[What the task asks] Return the listing's lines word for word, beginning with its first line and stopping after the line that contains "scale-swatch xyxy=(615,960,632,976)".

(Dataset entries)
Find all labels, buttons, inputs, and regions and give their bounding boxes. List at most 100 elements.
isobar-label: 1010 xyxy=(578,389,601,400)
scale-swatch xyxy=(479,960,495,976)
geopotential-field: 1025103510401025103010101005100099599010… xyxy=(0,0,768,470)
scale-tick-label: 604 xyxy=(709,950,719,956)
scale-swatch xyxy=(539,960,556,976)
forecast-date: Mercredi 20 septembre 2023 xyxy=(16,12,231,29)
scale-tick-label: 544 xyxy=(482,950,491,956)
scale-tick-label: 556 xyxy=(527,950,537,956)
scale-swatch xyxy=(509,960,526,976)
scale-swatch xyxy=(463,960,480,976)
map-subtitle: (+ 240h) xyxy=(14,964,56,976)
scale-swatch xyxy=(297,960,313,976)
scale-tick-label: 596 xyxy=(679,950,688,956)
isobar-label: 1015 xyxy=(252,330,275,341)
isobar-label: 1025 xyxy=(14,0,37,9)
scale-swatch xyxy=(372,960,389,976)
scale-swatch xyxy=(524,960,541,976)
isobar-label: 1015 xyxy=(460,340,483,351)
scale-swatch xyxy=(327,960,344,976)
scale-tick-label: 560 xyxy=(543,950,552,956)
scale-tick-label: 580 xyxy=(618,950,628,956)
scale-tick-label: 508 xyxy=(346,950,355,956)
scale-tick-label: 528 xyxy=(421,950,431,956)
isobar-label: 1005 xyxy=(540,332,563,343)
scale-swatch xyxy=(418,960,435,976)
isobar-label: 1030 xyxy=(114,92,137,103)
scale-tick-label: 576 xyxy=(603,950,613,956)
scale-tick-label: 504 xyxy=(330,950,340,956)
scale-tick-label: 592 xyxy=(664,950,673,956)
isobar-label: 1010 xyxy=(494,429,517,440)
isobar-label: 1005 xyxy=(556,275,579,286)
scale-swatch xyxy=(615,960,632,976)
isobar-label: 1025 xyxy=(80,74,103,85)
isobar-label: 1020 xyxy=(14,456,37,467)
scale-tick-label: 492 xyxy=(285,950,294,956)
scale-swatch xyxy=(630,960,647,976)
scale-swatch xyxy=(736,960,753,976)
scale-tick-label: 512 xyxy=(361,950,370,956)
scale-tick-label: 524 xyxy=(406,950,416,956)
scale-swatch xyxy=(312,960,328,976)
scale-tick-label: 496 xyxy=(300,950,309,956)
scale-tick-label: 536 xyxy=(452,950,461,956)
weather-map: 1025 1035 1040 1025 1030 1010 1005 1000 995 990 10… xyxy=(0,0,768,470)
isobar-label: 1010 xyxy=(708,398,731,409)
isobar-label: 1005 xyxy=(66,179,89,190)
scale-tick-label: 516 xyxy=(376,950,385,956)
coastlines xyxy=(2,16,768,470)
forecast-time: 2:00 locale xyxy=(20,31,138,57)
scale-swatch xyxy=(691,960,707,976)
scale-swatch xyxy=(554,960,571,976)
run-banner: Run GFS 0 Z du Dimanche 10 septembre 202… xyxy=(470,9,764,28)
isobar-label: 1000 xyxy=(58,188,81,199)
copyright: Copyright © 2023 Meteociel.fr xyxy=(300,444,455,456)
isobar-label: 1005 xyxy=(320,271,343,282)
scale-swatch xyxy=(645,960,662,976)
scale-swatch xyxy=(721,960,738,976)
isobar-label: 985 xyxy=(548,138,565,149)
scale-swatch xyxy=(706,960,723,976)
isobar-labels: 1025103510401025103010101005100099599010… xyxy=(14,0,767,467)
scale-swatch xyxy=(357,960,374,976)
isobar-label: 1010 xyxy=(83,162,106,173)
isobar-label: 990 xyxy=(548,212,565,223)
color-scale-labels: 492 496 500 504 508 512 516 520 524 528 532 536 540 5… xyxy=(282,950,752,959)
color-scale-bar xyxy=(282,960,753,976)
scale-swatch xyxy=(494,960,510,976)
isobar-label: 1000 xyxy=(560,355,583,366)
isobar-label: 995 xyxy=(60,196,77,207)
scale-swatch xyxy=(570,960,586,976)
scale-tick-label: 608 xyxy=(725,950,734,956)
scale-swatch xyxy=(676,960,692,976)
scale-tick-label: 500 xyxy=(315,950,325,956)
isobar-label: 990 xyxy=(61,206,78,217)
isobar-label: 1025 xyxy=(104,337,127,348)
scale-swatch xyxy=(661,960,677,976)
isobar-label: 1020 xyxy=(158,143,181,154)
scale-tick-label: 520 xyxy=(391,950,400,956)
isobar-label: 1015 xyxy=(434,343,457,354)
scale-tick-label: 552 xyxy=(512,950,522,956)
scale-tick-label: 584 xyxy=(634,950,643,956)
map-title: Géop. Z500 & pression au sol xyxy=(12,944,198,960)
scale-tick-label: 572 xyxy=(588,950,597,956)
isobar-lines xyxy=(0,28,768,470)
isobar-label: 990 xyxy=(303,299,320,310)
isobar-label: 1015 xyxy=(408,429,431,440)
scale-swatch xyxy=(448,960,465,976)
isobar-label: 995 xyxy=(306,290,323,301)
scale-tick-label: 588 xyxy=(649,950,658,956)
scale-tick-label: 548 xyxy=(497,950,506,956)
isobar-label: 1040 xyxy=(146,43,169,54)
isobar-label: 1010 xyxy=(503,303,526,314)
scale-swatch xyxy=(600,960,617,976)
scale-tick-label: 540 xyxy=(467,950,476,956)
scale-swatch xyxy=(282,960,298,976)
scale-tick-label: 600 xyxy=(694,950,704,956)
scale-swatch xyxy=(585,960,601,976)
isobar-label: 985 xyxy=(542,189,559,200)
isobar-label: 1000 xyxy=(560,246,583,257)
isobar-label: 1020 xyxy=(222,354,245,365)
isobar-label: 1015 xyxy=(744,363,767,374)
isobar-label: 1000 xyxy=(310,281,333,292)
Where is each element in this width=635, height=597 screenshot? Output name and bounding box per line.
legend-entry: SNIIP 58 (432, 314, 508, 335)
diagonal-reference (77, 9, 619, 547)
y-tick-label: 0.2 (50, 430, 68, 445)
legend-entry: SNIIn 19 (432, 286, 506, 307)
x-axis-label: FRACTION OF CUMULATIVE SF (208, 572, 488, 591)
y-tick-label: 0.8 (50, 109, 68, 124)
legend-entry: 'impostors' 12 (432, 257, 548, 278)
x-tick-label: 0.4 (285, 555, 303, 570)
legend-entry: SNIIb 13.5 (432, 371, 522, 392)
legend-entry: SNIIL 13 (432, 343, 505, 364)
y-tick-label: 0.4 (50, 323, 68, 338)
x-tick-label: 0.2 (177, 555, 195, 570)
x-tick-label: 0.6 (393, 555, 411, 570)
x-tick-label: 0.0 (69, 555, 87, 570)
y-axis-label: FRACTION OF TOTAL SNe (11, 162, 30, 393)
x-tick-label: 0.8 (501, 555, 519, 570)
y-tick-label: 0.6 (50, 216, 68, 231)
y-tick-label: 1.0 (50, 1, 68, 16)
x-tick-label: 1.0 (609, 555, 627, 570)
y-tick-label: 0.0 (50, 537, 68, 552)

[Exercise solution]
Find all labels, buttons, inputs, and regions and give their bounding boxes. List at most 100 elements.
isobar-label: 1010 xyxy=(578,389,601,400)
scale-swatch xyxy=(479,960,495,976)
geopotential-field: 1025103510401025103010101005100099599010… xyxy=(0,0,768,470)
scale-tick-label: 604 xyxy=(709,950,719,956)
scale-swatch xyxy=(539,960,556,976)
forecast-date: Mercredi 20 septembre 2023 xyxy=(16,12,231,29)
scale-tick-label: 544 xyxy=(482,950,491,956)
scale-tick-label: 556 xyxy=(527,950,537,956)
scale-swatch xyxy=(509,960,526,976)
scale-swatch xyxy=(463,960,480,976)
map-subtitle: (+ 240h) xyxy=(14,964,56,976)
scale-swatch xyxy=(297,960,313,976)
scale-tick-label: 596 xyxy=(679,950,688,956)
isobar-label: 1015 xyxy=(252,330,275,341)
isobar-label: 1025 xyxy=(14,0,37,9)
scale-swatch xyxy=(372,960,389,976)
scale-swatch xyxy=(524,960,541,976)
isobar-label: 1015 xyxy=(460,340,483,351)
scale-swatch xyxy=(327,960,344,976)
scale-tick-label: 560 xyxy=(543,950,552,956)
scale-tick-label: 580 xyxy=(618,950,628,956)
scale-tick-label: 508 xyxy=(346,950,355,956)
scale-tick-label: 528 xyxy=(421,950,431,956)
isobar-label: 1005 xyxy=(540,332,563,343)
scale-swatch xyxy=(418,960,435,976)
isobar-label: 1030 xyxy=(114,92,137,103)
scale-tick-label: 576 xyxy=(603,950,613,956)
scale-tick-label: 504 xyxy=(330,950,340,956)
scale-tick-label: 592 xyxy=(664,950,673,956)
isobar-label: 1010 xyxy=(494,429,517,440)
isobar-label: 1005 xyxy=(556,275,579,286)
scale-swatch xyxy=(615,960,632,976)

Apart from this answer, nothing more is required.